__Task goal__:
Every entry that follows needs to be repeated exactly.

[Start Entries]

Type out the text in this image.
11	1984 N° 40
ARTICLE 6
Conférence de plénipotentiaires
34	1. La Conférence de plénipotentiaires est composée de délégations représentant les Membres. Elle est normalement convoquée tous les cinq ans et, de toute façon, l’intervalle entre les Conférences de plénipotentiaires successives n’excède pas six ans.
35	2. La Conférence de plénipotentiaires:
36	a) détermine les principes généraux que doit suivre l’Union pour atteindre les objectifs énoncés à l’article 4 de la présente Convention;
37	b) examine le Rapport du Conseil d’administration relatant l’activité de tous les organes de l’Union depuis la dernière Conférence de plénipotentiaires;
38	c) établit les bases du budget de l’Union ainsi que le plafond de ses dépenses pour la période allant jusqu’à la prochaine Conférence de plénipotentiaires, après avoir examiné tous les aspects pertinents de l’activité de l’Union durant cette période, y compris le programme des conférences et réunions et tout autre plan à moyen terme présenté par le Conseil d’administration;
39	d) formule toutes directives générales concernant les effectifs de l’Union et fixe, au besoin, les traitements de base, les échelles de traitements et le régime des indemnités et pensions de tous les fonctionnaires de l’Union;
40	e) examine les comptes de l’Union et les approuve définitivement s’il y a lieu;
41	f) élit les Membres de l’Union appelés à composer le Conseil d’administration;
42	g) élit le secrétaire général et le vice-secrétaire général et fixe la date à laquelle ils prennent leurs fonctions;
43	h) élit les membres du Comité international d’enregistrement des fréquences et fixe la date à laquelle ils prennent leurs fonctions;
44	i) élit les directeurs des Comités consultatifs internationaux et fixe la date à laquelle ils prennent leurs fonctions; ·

[End Entries]

__Result__:
Type out the text in this image.
11	1984 N° 40
ARTICLE 6
Conférence de plénipotentiaires
34	1. La Conférence de plénipotentiaires est composée de délégations représentant les Membres. Elle est normalement convoquée tous les cinq ans et, de toute façon, l’intervalle entre les Conférences de plénipotentiaires successives n’excède pas six ans.
35	2. La Conférence de plénipotentiaires:
36	a) détermine les principes généraux que doit suivre l’Union pour atteindre les objectifs énoncés à l’article 4 de la présente Convention;
37	b) examine le Rapport du Conseil d’administration relatant l’activité de tous les organes de l’Union depuis la dernière Conférence de plénipotentiaires;
38	c) établit les bases du budget de l’Union ainsi que le plafond de ses dépenses pour la période allant jusqu’à la prochaine Conférence de plénipotentiaires, après avoir examiné tous les aspects pertinents de l’activité de l’Union durant cette période, y compris le programme des conférences et réunions et tout autre plan à moyen terme présenté par le Conseil d’administration;
39	d) formule toutes directives générales concernant les effectifs de l’Union et fixe, au besoin, les traitements de base, les échelles de traitements et le régime des indemnités et pensions de tous les fonctionnaires de l’Union;
40	e) examine les comptes de l’Union et les approuve définitivement s’il y a lieu;
41	f) élit les Membres de l’Union appelés à composer le Conseil d’administration;
42	g) élit le secrétaire général et le vice-secrétaire général et fixe la date à laquelle ils prennent leurs fonctions;
43	h) élit les membres du Comité international d’enregistrement des fréquences et fixe la date à laquelle ils prennent leurs fonctions;
44	i) élit les directeurs des Comités consultatifs internationaux et fixe la date à laquelle ils prennent leurs fonctions; ·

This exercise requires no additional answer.